# OBJECTIVE:
Give the entries again exactly, every one of them.
-=-=-
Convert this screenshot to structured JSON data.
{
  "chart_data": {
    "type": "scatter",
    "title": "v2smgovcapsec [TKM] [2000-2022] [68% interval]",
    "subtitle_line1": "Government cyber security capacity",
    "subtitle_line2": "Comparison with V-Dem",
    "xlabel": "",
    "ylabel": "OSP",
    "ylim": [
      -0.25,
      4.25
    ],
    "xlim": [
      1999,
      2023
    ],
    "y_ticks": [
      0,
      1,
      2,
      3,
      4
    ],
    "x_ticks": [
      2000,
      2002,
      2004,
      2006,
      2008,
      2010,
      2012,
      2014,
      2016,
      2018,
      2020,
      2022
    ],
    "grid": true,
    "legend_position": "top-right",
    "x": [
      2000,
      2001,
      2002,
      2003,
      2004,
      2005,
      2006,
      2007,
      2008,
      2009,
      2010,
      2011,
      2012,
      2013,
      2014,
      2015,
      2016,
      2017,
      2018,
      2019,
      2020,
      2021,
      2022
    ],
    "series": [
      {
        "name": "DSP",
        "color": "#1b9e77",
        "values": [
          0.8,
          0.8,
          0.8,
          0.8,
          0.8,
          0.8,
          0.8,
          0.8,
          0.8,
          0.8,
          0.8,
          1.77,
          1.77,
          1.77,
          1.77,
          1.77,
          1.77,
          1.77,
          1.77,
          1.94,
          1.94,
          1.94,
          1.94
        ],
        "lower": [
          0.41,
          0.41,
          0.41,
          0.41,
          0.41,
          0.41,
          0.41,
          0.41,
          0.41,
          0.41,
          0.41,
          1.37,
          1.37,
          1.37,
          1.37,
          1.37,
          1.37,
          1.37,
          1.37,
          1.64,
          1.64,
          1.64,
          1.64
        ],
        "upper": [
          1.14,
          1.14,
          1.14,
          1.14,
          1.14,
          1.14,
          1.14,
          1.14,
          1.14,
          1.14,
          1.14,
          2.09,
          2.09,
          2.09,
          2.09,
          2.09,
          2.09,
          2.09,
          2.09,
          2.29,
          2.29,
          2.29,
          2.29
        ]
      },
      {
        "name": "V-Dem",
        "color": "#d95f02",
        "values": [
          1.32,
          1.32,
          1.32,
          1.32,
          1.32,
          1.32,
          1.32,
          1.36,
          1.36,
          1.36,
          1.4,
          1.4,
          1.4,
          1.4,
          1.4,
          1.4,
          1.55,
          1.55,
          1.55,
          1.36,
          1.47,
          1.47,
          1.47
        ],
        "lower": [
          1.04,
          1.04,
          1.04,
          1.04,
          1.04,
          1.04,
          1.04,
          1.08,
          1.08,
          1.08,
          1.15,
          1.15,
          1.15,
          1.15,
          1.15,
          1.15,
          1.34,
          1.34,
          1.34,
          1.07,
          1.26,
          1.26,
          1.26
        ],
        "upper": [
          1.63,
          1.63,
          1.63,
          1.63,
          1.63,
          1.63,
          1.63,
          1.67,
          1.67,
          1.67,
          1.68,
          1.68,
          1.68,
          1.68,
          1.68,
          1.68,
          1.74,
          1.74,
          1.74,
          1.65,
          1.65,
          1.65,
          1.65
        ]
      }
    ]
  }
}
-=-=-
# REPLY TO THE TASK:
Convert this screenshot to structured JSON data.
{
  "chart_data": {
    "type": "scatter",
    "title": "v2smgovcapsec [TKM] [2000-2022] [68% interval]",
    "subtitle_line1": "Government cyber security capacity",
    "subtitle_line2": "Comparison with V-Dem",
    "xlabel": "",
    "ylabel": "OSP",
    "ylim": [
      -0.25,
      4.25
    ],
    "xlim": [
      1999,
      2023
    ],
    "y_ticks": [
      0,
      1,
      2,
      3,
      4
    ],
    "x_ticks": [
      2000,
      2002,
      2004,
      2006,
      2008,
      2010,
      2012,
      2014,
      2016,
      2018,
      2020,
      2022
    ],
    "grid": true,
    "legend_position": "top-right",
    "x": [
      2000,
      2001,
      2002,
      2003,
      2004,
      2005,
      2006,
      2007,
      2008,
      2009,
      2010,
      2011,
      2012,
      2013,
      2014,
      2015,
      2016,
      2017,
      2018,
      2019,
      2020,
      2021,
      2022
    ],
    "series": [
      {
        "name": "DSP",
        "color": "#1b9e77",
        "values": [
          0.8,
          0.8,
          0.8,
          0.8,
          0.8,
          0.8,
          0.8,
          0.8,
          0.8,
          0.8,
          0.8,
          1.77,
          1.77,
          1.77,
          1.77,
          1.77,
          1.77,
          1.77,
          1.77,
          1.94,
          1.94,
          1.94,
          1.94
        ],
        "lower": [
          0.41,
          0.41,
          0.41,
          0.41,
          0.41,
          0.41,
          0.41,
          0.41,
          0.41,
          0.41,
          0.41,
          1.37,
          1.37,
          1.37,
          1.37,
          1.37,
          1.37,
          1.37,
          1.37,
          1.64,
          1.64,
          1.64,
          1.64
        ],
        "upper": [
          1.14,
          1.14,
          1.14,
          1.14,
          1.14,
          1.14,
          1.14,
          1.14,
          1.14,
          1.14,
          1.14,
          2.09,
          2.09,
          2.09,
          2.09,
          2.09,
          2.09,
          2.09,
          2.09,
          2.29,
          2.29,
          2.29,
          2.29
        ]
      },
      {
        "name": "V-Dem",
        "color": "#d95f02",
        "values": [
          1.32,
          1.32,
          1.32,
          1.32,
          1.32,
          1.32,
          1.32,
          1.36,
          1.36,
          1.36,
          1.4,
          1.4,
          1.4,
          1.4,
          1.4,
          1.4,
          1.55,
          1.55,
          1.55,
          1.36,
          1.47,
          1.47,
          1.47
        ],
        "lower": [
          1.04,
          1.04,
          1.04,
          1.04,
          1.04,
          1.04,
          1.04,
          1.08,
          1.08,
          1.08,
          1.15,
          1.15,
          1.15,
          1.15,
          1.15,
          1.15,
          1.34,
          1.34,
          1.34,
          1.07,
          1.26,
          1.26,
          1.26
        ],
        "upper": [
          1.63,
          1.63,
          1.63,
          1.63,
          1.63,
          1.63,
          1.63,
          1.67,
          1.67,
          1.67,
          1.68,
          1.68,
          1.68,
          1.68,
          1.68,
          1.68,
          1.74,
          1.74,
          1.74,
          1.65,
          1.65,
          1.65,
          1.65
        ]
      }
    ]
  }
}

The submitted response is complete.